◆ **Work to complete**:
Repeat each line exactly as it is written.

◆ **Provided material**:
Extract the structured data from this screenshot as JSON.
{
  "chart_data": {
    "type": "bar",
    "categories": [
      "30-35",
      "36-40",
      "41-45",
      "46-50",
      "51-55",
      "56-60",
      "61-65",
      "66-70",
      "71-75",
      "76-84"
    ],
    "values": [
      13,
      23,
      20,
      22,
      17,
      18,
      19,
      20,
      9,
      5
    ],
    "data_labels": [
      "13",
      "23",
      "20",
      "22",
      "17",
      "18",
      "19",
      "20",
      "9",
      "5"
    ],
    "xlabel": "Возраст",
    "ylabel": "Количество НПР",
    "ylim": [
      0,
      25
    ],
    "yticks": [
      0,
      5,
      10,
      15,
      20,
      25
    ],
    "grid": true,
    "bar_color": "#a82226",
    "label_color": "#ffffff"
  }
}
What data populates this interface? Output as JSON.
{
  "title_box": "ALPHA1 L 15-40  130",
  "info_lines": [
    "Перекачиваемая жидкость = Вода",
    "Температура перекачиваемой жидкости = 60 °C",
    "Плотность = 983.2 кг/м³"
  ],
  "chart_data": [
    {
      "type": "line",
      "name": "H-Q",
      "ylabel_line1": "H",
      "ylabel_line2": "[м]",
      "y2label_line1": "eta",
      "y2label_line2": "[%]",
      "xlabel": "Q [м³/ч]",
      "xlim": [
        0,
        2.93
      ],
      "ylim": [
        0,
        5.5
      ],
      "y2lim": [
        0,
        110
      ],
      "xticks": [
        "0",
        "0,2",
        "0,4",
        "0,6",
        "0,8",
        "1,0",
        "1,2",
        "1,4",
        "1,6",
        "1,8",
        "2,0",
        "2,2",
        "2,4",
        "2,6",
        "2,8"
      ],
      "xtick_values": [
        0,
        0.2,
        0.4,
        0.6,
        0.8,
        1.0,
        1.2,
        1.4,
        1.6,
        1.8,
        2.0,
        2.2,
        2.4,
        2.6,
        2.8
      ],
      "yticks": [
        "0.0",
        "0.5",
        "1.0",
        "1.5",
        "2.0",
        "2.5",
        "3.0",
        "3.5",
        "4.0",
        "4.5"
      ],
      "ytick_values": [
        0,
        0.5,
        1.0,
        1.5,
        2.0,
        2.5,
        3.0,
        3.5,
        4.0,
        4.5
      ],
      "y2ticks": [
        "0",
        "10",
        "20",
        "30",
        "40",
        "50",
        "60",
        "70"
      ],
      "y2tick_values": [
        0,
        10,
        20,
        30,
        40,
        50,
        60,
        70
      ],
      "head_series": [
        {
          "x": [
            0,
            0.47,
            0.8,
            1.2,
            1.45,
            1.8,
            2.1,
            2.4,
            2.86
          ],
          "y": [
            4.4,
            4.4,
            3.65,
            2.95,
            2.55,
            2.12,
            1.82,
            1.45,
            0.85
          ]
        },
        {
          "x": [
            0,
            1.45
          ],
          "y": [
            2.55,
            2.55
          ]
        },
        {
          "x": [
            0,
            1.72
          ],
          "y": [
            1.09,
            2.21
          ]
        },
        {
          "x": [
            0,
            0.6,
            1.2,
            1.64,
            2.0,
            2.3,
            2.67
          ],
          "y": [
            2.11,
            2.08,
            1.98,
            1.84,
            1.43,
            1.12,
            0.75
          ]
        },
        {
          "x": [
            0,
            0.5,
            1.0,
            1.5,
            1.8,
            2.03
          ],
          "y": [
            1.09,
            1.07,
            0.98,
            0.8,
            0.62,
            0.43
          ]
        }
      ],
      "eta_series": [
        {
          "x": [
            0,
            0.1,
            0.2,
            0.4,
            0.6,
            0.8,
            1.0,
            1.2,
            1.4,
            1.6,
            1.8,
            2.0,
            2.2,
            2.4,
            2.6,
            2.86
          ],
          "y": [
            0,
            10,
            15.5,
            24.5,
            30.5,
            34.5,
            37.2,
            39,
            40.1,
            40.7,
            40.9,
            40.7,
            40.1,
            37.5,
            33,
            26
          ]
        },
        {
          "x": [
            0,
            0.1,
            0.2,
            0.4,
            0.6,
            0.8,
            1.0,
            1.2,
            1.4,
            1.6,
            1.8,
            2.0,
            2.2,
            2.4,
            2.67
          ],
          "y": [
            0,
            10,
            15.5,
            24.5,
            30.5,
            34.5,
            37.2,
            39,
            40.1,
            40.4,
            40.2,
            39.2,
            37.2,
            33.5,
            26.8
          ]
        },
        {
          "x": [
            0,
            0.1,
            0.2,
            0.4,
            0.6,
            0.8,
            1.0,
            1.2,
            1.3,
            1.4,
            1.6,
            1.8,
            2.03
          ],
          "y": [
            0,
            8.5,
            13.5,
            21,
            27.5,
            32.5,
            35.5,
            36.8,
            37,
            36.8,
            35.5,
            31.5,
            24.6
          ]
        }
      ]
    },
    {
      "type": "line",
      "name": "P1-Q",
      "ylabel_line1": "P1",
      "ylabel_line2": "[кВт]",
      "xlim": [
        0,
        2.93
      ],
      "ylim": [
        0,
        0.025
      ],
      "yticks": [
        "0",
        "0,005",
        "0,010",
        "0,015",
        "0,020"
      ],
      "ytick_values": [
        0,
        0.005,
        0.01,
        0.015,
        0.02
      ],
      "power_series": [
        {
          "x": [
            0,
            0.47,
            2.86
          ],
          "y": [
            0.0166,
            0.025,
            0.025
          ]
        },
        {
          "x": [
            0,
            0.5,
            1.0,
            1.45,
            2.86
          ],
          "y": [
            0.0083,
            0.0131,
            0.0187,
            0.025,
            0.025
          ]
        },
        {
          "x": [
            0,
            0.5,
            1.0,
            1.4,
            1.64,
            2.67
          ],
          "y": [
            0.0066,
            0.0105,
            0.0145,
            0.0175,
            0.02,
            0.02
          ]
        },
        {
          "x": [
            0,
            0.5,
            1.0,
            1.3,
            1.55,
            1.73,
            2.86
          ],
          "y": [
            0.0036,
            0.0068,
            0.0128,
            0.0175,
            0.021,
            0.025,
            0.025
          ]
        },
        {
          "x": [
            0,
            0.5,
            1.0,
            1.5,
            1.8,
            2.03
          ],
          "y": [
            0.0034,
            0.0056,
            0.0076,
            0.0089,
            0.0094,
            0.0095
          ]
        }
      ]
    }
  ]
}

◆ **Complete answer**:
Extract the structured data from this screenshot as JSON.
{
  "chart_data": {
    "type": "bar",
    "categories": [
      "30-35",
      "36-40",
      "41-45",
      "46-50",
      "51-55",
      "56-60",
      "61-65",
      "66-70",
      "71-75",
      "76-84"
    ],
    "values": [
      13,
      23,
      20,
      22,
      17,
      18,
      19,
      20,
      9,
      5
    ],
    "data_labels": [
      "13",
      "23",
      "20",
      "22",
      "17",
      "18",
      "19",
      "20",
      "9",
      "5"
    ],
    "xlabel": "Возраст",
    "ylabel": "Количество НПР",
    "ylim": [
      0,
      25
    ],
    "yticks": [
      0,
      5,
      10,
      15,
      20,
      25
    ],
    "grid": true,
    "bar_color": "#a82226",
    "label_color": "#ffffff"
  }
}
What data populates this interface? Output as JSON.
{
  "title_box": "ALPHA1 L 15-40  130",
  "info_lines": [
    "Перекачиваемая жидкость = Вода",
    "Температура перекачиваемой жидкости = 60 °C",
    "Плотность = 983.2 кг/м³"
  ],
  "chart_data": [
    {
      "type": "line",
      "name": "H-Q",
      "ylabel_line1": "H",
      "ylabel_line2": "[м]",
      "y2label_line1": "eta",
      "y2label_line2": "[%]",
      "xlabel": "Q [м³/ч]",
      "xlim": [
        0,
        2.93
      ],
      "ylim": [
        0,
        5.5
      ],
      "y2lim": [
        0,
        110
      ],
      "xticks": [
        "0",
        "0,2",
        "0,4",
        "0,6",
        "0,8",
        "1,0",
        "1,2",
        "1,4",
        "1,6",
        "1,8",
        "2,0",
        "2,2",
        "2,4",
        "2,6",
        "2,8"
      ],
      "xtick_values": [
        0,
        0.2,
        0.4,
        0.6,
        0.8,
        1.0,
        1.2,
        1.4,
        1.6,
        1.8,
        2.0,
        2.2,
        2.4,
        2.6,
        2.8
      ],
      "yticks": [
        "0.0",
        "0.5",
        "1.0",
        "1.5",
        "2.0",
        "2.5",
        "3.0",
        "3.5",
        "4.0",
        "4.5"
      ],
      "ytick_values": [
        0,
        0.5,
        1.0,
        1.5,
        2.0,
        2.5,
        3.0,
        3.5,
        4.0,
        4.5
      ],
      "y2ticks": [
        "0",
        "10",
        "20",
        "30",
        "40",
        "50",
        "60",
        "70"
      ],
      "y2tick_values": [
        0,
        10,
        20,
        30,
        40,
        50,
        60,
        70
      ],
      "head_series": [
        {
          "x": [
            0,
            0.47,
            0.8,
            1.2,
            1.45,
            1.8,
            2.1,
            2.4,
            2.86
          ],
          "y": [
            4.4,
            4.4,
            3.65,
            2.95,
            2.55,
            2.12,
            1.82,
            1.45,
            0.85
          ]
        },
        {
          "x": [
            0,
            1.45
          ],
          "y": [
            2.55,
            2.55
          ]
        },
        {
          "x": [
            0,
            1.72
          ],
          "y": [
            1.09,
            2.21
          ]
        },
        {
          "x": [
            0,
            0.6,
            1.2,
            1.64,
            2.0,
            2.3,
            2.67
          ],
          "y": [
            2.11,
            2.08,
            1.98,
            1.84,
            1.43,
            1.12,
            0.75
          ]
        },
        {
          "x": [
            0,
            0.5,
            1.0,
            1.5,
            1.8,
            2.03
          ],
          "y": [
            1.09,
            1.07,
            0.98,
            0.8,
            0.62,
            0.43
          ]
        }
      ],
      "eta_series": [
        {
          "x": [
            0,
            0.1,
            0.2,
            0.4,
            0.6,
            0.8,
            1.0,
            1.2,
            1.4,
            1.6,
            1.8,
            2.0,
            2.2,
            2.4,
            2.6,
            2.86
          ],
          "y": [
            0,
            10,
            15.5,
            24.5,
            30.5,
            34.5,
            37.2,
            39,
            40.1,
            40.7,
            40.9,
            40.7,
            40.1,
            37.5,
            33,
            26
          ]
        },
        {
          "x": [
            0,
            0.1,
            0.2,
            0.4,
            0.6,
            0.8,
            1.0,
            1.2,
            1.4,
            1.6,
            1.8,
            2.0,
            2.2,
            2.4,
            2.67
          ],
          "y": [
            0,
            10,
            15.5,
            24.5,
            30.5,
            34.5,
            37.2,
            39,
            40.1,
            40.4,
            40.2,
            39.2,
            37.2,
            33.5,
            26.8
          ]
        },
        {
          "x": [
            0,
            0.1,
            0.2,
            0.4,
            0.6,
            0.8,
            1.0,
            1.2,
            1.3,
            1.4,
            1.6,
            1.8,
            2.03
          ],
          "y": [
            0,
            8.5,
            13.5,
            21,
            27.5,
            32.5,
            35.5,
            36.8,
            37,
            36.8,
            35.5,
            31.5,
            24.6
          ]
        }
      ]
    },
    {
      "type": "line",
      "name": "P1-Q",
      "ylabel_line1": "P1",
      "ylabel_line2": "[кВт]",
      "xlim": [
        0,
        2.93
      ],
      "ylim": [
        0,
        0.025
      ],
      "yticks": [
        "0",
        "0,005",
        "0,010",
        "0,015",
        "0,020"
      ],
      "ytick_values": [
        0,
        0.005,
        0.01,
        0.015,
        0.02
      ],
      "power_series": [
        {
          "x": [
            0,
            0.47,
            2.86
          ],
          "y": [
            0.0166,
            0.025,
            0.025
          ]
        },
        {
          "x": [
            0,
            0.5,
            1.0,
            1.45,
            2.86
          ],
          "y": [
            0.0083,
            0.0131,
            0.0187,
            0.025,
            0.025
          ]
        },
        {
          "x": [
            0,
            0.5,
            1.0,
            1.4,
            1.64,
            2.67
          ],
          "y": [
            0.0066,
            0.0105,
            0.0145,
            0.0175,
            0.02,
            0.02
          ]
        },
        {
          "x": [
            0,
            0.5,
            1.0,
            1.3,
            1.55,
            1.73,
            2.86
          ],
          "y": [
            0.0036,
            0.0068,
            0.0128,
            0.0175,
            0.021,
            0.025,
            0.025
          ]
        },
        {
          "x": [
            0,
            0.5,
            1.0,
            1.5,
            1.8,
            2.03
          ],
          "y": [
            0.0034,
            0.0056,
            0.0076,
            0.0089,
            0.0094,
            0.0095
          ]
        }
      ]
    }
  ]
}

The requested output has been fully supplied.